Without the pictures, give the entries below again exactly as written.

- **THE INPUT**

▼

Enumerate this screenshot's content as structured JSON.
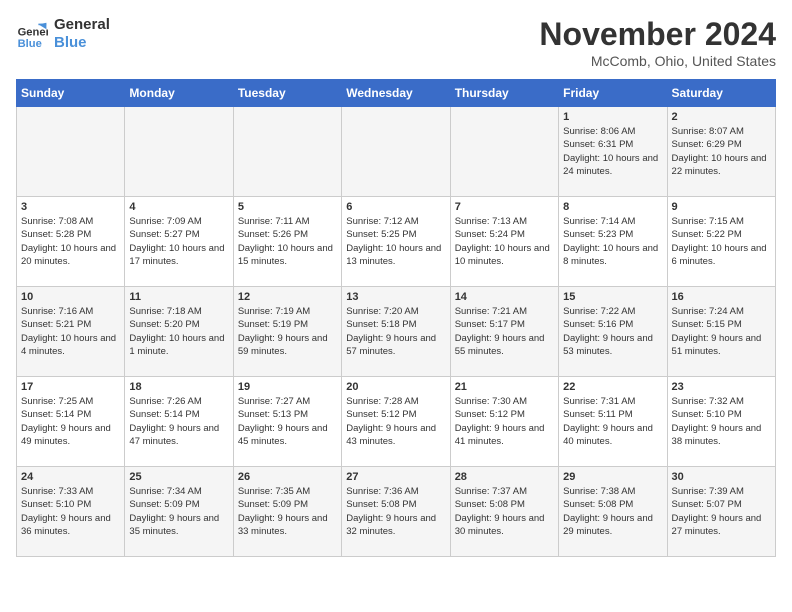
{
  "header": {
    "logo_line1": "General",
    "logo_line2": "Blue",
    "title": "November 2024",
    "subtitle": "McComb, Ohio, United States"
  },
  "calendar": {
    "days_of_week": [
      "Sunday",
      "Monday",
      "Tuesday",
      "Wednesday",
      "Thursday",
      "Friday",
      "Saturday"
    ],
    "weeks": [
      [
        {
          "day": "",
          "info": ""
        },
        {
          "day": "",
          "info": ""
        },
        {
          "day": "",
          "info": ""
        },
        {
          "day": "",
          "info": ""
        },
        {
          "day": "",
          "info": ""
        },
        {
          "day": "1",
          "info": "Sunrise: 8:06 AM\nSunset: 6:31 PM\nDaylight: 10 hours and 24 minutes."
        },
        {
          "day": "2",
          "info": "Sunrise: 8:07 AM\nSunset: 6:29 PM\nDaylight: 10 hours and 22 minutes."
        }
      ],
      [
        {
          "day": "3",
          "info": "Sunrise: 7:08 AM\nSunset: 5:28 PM\nDaylight: 10 hours and 20 minutes."
        },
        {
          "day": "4",
          "info": "Sunrise: 7:09 AM\nSunset: 5:27 PM\nDaylight: 10 hours and 17 minutes."
        },
        {
          "day": "5",
          "info": "Sunrise: 7:11 AM\nSunset: 5:26 PM\nDaylight: 10 hours and 15 minutes."
        },
        {
          "day": "6",
          "info": "Sunrise: 7:12 AM\nSunset: 5:25 PM\nDaylight: 10 hours and 13 minutes."
        },
        {
          "day": "7",
          "info": "Sunrise: 7:13 AM\nSunset: 5:24 PM\nDaylight: 10 hours and 10 minutes."
        },
        {
          "day": "8",
          "info": "Sunrise: 7:14 AM\nSunset: 5:23 PM\nDaylight: 10 hours and 8 minutes."
        },
        {
          "day": "9",
          "info": "Sunrise: 7:15 AM\nSunset: 5:22 PM\nDaylight: 10 hours and 6 minutes."
        }
      ],
      [
        {
          "day": "10",
          "info": "Sunrise: 7:16 AM\nSunset: 5:21 PM\nDaylight: 10 hours and 4 minutes."
        },
        {
          "day": "11",
          "info": "Sunrise: 7:18 AM\nSunset: 5:20 PM\nDaylight: 10 hours and 1 minute."
        },
        {
          "day": "12",
          "info": "Sunrise: 7:19 AM\nSunset: 5:19 PM\nDaylight: 9 hours and 59 minutes."
        },
        {
          "day": "13",
          "info": "Sunrise: 7:20 AM\nSunset: 5:18 PM\nDaylight: 9 hours and 57 minutes."
        },
        {
          "day": "14",
          "info": "Sunrise: 7:21 AM\nSunset: 5:17 PM\nDaylight: 9 hours and 55 minutes."
        },
        {
          "day": "15",
          "info": "Sunrise: 7:22 AM\nSunset: 5:16 PM\nDaylight: 9 hours and 53 minutes."
        },
        {
          "day": "16",
          "info": "Sunrise: 7:24 AM\nSunset: 5:15 PM\nDaylight: 9 hours and 51 minutes."
        }
      ],
      [
        {
          "day": "17",
          "info": "Sunrise: 7:25 AM\nSunset: 5:14 PM\nDaylight: 9 hours and 49 minutes."
        },
        {
          "day": "18",
          "info": "Sunrise: 7:26 AM\nSunset: 5:14 PM\nDaylight: 9 hours and 47 minutes."
        },
        {
          "day": "19",
          "info": "Sunrise: 7:27 AM\nSunset: 5:13 PM\nDaylight: 9 hours and 45 minutes."
        },
        {
          "day": "20",
          "info": "Sunrise: 7:28 AM\nSunset: 5:12 PM\nDaylight: 9 hours and 43 minutes."
        },
        {
          "day": "21",
          "info": "Sunrise: 7:30 AM\nSunset: 5:12 PM\nDaylight: 9 hours and 41 minutes."
        },
        {
          "day": "22",
          "info": "Sunrise: 7:31 AM\nSunset: 5:11 PM\nDaylight: 9 hours and 40 minutes."
        },
        {
          "day": "23",
          "info": "Sunrise: 7:32 AM\nSunset: 5:10 PM\nDaylight: 9 hours and 38 minutes."
        }
      ],
      [
        {
          "day": "24",
          "info": "Sunrise: 7:33 AM\nSunset: 5:10 PM\nDaylight: 9 hours and 36 minutes."
        },
        {
          "day": "25",
          "info": "Sunrise: 7:34 AM\nSunset: 5:09 PM\nDaylight: 9 hours and 35 minutes."
        },
        {
          "day": "26",
          "info": "Sunrise: 7:35 AM\nSunset: 5:09 PM\nDaylight: 9 hours and 33 minutes."
        },
        {
          "day": "27",
          "info": "Sunrise: 7:36 AM\nSunset: 5:08 PM\nDaylight: 9 hours and 32 minutes."
        },
        {
          "day": "28",
          "info": "Sunrise: 7:37 AM\nSunset: 5:08 PM\nDaylight: 9 hours and 30 minutes."
        },
        {
          "day": "29",
          "info": "Sunrise: 7:38 AM\nSunset: 5:08 PM\nDaylight: 9 hours and 29 minutes."
        },
        {
          "day": "30",
          "info": "Sunrise: 7:39 AM\nSunset: 5:07 PM\nDaylight: 9 hours and 27 minutes."
        }
      ]
    ]
  }
}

▲

- **TASK OUTPUT**
Enumerate this screenshot's content as structured JSON.
{
  "header": {
    "logo_line1": "General",
    "logo_line2": "Blue",
    "title": "November 2024",
    "subtitle": "McComb, Ohio, United States"
  },
  "calendar": {
    "days_of_week": [
      "Sunday",
      "Monday",
      "Tuesday",
      "Wednesday",
      "Thursday",
      "Friday",
      "Saturday"
    ],
    "weeks": [
      [
        {
          "day": "",
          "info": ""
        },
        {
          "day": "",
          "info": ""
        },
        {
          "day": "",
          "info": ""
        },
        {
          "day": "",
          "info": ""
        },
        {
          "day": "",
          "info": ""
        },
        {
          "day": "1",
          "info": "Sunrise: 8:06 AM\nSunset: 6:31 PM\nDaylight: 10 hours and 24 minutes."
        },
        {
          "day": "2",
          "info": "Sunrise: 8:07 AM\nSunset: 6:29 PM\nDaylight: 10 hours and 22 minutes."
        }
      ],
      [
        {
          "day": "3",
          "info": "Sunrise: 7:08 AM\nSunset: 5:28 PM\nDaylight: 10 hours and 20 minutes."
        },
        {
          "day": "4",
          "info": "Sunrise: 7:09 AM\nSunset: 5:27 PM\nDaylight: 10 hours and 17 minutes."
        },
        {
          "day": "5",
          "info": "Sunrise: 7:11 AM\nSunset: 5:26 PM\nDaylight: 10 hours and 15 minutes."
        },
        {
          "day": "6",
          "info": "Sunrise: 7:12 AM\nSunset: 5:25 PM\nDaylight: 10 hours and 13 minutes."
        },
        {
          "day": "7",
          "info": "Sunrise: 7:13 AM\nSunset: 5:24 PM\nDaylight: 10 hours and 10 minutes."
        },
        {
          "day": "8",
          "info": "Sunrise: 7:14 AM\nSunset: 5:23 PM\nDaylight: 10 hours and 8 minutes."
        },
        {
          "day": "9",
          "info": "Sunrise: 7:15 AM\nSunset: 5:22 PM\nDaylight: 10 hours and 6 minutes."
        }
      ],
      [
        {
          "day": "10",
          "info": "Sunrise: 7:16 AM\nSunset: 5:21 PM\nDaylight: 10 hours and 4 minutes."
        },
        {
          "day": "11",
          "info": "Sunrise: 7:18 AM\nSunset: 5:20 PM\nDaylight: 10 hours and 1 minute."
        },
        {
          "day": "12",
          "info": "Sunrise: 7:19 AM\nSunset: 5:19 PM\nDaylight: 9 hours and 59 minutes."
        },
        {
          "day": "13",
          "info": "Sunrise: 7:20 AM\nSunset: 5:18 PM\nDaylight: 9 hours and 57 minutes."
        },
        {
          "day": "14",
          "info": "Sunrise: 7:21 AM\nSunset: 5:17 PM\nDaylight: 9 hours and 55 minutes."
        },
        {
          "day": "15",
          "info": "Sunrise: 7:22 AM\nSunset: 5:16 PM\nDaylight: 9 hours and 53 minutes."
        },
        {
          "day": "16",
          "info": "Sunrise: 7:24 AM\nSunset: 5:15 PM\nDaylight: 9 hours and 51 minutes."
        }
      ],
      [
        {
          "day": "17",
          "info": "Sunrise: 7:25 AM\nSunset: 5:14 PM\nDaylight: 9 hours and 49 minutes."
        },
        {
          "day": "18",
          "info": "Sunrise: 7:26 AM\nSunset: 5:14 PM\nDaylight: 9 hours and 47 minutes."
        },
        {
          "day": "19",
          "info": "Sunrise: 7:27 AM\nSunset: 5:13 PM\nDaylight: 9 hours and 45 minutes."
        },
        {
          "day": "20",
          "info": "Sunrise: 7:28 AM\nSunset: 5:12 PM\nDaylight: 9 hours and 43 minutes."
        },
        {
          "day": "21",
          "info": "Sunrise: 7:30 AM\nSunset: 5:12 PM\nDaylight: 9 hours and 41 minutes."
        },
        {
          "day": "22",
          "info": "Sunrise: 7:31 AM\nSunset: 5:11 PM\nDaylight: 9 hours and 40 minutes."
        },
        {
          "day": "23",
          "info": "Sunrise: 7:32 AM\nSunset: 5:10 PM\nDaylight: 9 hours and 38 minutes."
        }
      ],
      [
        {
          "day": "24",
          "info": "Sunrise: 7:33 AM\nSunset: 5:10 PM\nDaylight: 9 hours and 36 minutes."
        },
        {
          "day": "25",
          "info": "Sunrise: 7:34 AM\nSunset: 5:09 PM\nDaylight: 9 hours and 35 minutes."
        },
        {
          "day": "26",
          "info": "Sunrise: 7:35 AM\nSunset: 5:09 PM\nDaylight: 9 hours and 33 minutes."
        },
        {
          "day": "27",
          "info": "Sunrise: 7:36 AM\nSunset: 5:08 PM\nDaylight: 9 hours and 32 minutes."
        },
        {
          "day": "28",
          "info": "Sunrise: 7:37 AM\nSunset: 5:08 PM\nDaylight: 9 hours and 30 minutes."
        },
        {
          "day": "29",
          "info": "Sunrise: 7:38 AM\nSunset: 5:08 PM\nDaylight: 9 hours and 29 minutes."
        },
        {
          "day": "30",
          "info": "Sunrise: 7:39 AM\nSunset: 5:07 PM\nDaylight: 9 hours and 27 minutes."
        }
      ]
    ]
  }
}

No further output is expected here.